--- START OF Supplied records ---

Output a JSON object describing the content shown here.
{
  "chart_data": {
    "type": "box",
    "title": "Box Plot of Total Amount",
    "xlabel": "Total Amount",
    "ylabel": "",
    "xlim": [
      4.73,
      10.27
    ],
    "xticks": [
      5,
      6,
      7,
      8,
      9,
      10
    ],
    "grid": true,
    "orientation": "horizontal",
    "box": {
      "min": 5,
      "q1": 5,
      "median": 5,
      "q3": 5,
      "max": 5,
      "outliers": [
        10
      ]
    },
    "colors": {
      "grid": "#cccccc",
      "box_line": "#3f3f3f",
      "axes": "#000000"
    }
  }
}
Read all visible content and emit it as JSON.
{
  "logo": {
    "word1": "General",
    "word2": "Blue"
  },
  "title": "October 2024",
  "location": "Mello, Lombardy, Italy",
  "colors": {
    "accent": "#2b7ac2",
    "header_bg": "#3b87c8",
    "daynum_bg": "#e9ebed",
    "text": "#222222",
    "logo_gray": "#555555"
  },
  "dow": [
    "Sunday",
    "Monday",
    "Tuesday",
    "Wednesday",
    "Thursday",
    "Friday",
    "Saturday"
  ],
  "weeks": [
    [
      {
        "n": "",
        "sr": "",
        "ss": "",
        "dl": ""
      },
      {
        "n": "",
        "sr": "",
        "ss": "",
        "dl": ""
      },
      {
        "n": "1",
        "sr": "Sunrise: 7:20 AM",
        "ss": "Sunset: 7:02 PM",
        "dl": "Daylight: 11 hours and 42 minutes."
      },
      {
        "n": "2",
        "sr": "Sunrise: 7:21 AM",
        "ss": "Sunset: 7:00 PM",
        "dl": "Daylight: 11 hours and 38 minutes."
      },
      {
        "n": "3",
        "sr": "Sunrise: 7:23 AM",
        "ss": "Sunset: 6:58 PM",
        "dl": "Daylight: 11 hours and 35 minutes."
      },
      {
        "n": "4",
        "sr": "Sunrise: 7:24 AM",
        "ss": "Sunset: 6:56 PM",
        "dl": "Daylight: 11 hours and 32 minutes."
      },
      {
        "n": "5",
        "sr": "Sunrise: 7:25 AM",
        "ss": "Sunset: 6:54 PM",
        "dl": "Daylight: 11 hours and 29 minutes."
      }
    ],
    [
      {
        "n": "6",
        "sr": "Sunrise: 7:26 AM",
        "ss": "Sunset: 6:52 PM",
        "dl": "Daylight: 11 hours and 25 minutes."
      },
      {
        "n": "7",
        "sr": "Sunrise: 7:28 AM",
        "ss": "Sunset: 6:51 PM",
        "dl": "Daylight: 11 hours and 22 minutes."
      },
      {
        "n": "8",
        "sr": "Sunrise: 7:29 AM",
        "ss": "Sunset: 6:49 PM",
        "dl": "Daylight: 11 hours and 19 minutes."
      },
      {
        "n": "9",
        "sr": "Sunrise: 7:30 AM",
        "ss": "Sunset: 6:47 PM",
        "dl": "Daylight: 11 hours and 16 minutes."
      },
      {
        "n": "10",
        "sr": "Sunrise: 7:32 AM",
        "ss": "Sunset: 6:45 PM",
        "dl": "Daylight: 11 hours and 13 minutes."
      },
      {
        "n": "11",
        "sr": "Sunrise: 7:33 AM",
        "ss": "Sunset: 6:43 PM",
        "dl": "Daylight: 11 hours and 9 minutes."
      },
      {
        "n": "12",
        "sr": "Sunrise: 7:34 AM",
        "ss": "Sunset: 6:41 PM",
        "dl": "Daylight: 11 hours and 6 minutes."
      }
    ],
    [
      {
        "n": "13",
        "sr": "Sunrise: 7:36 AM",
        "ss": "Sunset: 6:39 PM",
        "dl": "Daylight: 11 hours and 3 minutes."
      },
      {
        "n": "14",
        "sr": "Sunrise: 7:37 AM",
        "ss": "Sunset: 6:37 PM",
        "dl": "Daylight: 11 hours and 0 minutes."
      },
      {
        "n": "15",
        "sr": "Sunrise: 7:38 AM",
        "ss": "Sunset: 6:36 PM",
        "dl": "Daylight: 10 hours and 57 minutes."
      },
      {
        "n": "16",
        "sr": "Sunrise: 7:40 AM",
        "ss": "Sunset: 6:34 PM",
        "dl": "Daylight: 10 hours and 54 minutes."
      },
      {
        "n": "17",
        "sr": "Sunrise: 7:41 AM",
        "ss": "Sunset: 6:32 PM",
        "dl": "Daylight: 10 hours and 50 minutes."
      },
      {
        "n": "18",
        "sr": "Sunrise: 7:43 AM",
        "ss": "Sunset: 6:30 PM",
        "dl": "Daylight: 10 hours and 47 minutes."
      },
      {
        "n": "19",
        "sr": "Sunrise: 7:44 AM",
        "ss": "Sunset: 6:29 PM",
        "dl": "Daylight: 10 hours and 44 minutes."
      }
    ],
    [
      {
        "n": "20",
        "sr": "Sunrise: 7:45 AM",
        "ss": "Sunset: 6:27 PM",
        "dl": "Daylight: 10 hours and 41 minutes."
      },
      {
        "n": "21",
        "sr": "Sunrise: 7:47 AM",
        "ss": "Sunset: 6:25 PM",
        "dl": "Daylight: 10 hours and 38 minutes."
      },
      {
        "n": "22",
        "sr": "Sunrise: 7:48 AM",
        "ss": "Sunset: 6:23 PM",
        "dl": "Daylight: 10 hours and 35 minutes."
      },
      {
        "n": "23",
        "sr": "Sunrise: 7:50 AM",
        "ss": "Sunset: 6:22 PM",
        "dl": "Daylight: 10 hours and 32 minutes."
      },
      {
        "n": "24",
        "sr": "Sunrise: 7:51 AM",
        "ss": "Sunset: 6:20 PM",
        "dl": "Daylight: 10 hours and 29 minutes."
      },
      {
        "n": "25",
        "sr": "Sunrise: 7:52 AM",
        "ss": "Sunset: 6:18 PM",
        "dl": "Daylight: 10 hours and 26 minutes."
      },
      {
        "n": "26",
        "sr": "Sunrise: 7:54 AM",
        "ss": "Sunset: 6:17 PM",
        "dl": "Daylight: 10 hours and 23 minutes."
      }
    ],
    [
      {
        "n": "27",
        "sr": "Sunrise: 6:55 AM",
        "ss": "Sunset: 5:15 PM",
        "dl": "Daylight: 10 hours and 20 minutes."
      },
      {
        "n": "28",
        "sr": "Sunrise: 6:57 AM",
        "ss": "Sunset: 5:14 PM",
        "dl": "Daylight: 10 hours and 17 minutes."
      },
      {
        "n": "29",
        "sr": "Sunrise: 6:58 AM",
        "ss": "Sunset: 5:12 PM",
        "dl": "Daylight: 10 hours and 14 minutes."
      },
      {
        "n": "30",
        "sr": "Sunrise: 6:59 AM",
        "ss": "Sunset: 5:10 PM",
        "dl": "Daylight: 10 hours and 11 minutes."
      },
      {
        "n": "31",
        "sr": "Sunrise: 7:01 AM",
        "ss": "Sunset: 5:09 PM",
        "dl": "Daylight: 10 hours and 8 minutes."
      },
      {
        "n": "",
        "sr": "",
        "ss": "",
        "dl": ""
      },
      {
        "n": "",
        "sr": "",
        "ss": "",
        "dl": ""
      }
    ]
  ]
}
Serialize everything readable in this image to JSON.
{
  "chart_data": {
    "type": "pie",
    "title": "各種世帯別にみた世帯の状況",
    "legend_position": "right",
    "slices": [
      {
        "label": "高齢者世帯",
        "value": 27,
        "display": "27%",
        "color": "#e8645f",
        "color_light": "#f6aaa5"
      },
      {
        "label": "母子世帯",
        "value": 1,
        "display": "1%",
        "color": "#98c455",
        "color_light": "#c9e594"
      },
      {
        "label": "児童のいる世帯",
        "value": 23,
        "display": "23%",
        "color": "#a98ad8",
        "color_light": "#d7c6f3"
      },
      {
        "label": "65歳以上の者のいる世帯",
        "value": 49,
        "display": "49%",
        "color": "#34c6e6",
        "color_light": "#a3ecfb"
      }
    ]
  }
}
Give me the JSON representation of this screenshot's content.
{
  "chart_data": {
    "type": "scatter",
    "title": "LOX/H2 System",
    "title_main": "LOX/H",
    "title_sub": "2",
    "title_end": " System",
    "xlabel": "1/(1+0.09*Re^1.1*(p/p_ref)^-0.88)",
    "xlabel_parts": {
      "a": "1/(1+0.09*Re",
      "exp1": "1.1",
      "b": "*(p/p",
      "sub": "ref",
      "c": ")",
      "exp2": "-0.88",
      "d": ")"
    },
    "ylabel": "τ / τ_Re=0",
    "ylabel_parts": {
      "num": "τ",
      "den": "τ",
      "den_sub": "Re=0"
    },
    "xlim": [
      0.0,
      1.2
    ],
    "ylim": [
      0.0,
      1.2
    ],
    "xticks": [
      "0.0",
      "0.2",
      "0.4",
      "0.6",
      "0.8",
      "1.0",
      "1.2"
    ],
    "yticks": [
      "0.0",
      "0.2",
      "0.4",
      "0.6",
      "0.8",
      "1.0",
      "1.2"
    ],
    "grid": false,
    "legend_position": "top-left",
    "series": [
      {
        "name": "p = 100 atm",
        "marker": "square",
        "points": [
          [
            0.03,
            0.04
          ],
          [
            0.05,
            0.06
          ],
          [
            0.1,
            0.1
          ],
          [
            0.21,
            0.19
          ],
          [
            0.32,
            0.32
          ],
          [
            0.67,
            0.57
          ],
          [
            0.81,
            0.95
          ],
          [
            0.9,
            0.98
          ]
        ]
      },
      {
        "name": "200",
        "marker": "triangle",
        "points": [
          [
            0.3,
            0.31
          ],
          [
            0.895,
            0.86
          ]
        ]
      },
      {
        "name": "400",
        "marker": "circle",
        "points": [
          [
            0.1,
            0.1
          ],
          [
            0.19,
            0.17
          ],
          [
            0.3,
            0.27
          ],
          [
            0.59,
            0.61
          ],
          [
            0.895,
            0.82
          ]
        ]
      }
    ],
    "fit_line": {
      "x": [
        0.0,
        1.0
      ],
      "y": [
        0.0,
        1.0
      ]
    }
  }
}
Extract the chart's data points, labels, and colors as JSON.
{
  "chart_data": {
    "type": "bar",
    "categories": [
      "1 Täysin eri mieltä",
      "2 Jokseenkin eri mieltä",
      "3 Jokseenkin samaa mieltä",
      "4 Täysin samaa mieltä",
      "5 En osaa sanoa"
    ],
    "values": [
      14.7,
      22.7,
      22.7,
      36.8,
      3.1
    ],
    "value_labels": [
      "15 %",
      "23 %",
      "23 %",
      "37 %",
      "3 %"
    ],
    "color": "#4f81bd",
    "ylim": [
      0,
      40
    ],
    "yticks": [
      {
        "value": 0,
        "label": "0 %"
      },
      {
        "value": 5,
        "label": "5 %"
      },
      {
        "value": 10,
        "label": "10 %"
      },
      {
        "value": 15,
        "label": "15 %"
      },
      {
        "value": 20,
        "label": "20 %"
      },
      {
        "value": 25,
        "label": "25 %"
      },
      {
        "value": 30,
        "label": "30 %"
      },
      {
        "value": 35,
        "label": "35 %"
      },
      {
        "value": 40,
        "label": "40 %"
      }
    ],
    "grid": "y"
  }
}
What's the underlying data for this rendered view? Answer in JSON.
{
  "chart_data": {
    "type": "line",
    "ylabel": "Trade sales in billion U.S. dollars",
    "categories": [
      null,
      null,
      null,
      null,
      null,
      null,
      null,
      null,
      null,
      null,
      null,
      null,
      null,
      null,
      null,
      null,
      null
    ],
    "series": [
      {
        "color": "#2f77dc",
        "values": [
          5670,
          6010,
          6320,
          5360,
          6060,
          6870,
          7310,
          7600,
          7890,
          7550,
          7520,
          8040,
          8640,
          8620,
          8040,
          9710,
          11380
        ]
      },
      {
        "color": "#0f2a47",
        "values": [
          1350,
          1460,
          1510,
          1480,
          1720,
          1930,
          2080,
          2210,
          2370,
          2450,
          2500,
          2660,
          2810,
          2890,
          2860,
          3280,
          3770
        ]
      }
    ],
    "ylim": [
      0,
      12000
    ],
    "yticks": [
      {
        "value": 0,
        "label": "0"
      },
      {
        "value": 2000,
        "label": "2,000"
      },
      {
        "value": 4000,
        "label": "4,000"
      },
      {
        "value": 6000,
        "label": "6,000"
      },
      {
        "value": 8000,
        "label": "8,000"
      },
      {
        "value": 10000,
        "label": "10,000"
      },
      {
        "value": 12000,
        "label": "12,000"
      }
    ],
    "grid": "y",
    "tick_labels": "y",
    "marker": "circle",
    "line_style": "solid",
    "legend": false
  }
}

--- END OF Supplied records ---

• **Stated exercise**
Pick out every line above that contains the word "Amount" and copy it.

• **Answer for the task**
    "title": "Box Plot of Total Amount",
    "xlabel": "Total Amount",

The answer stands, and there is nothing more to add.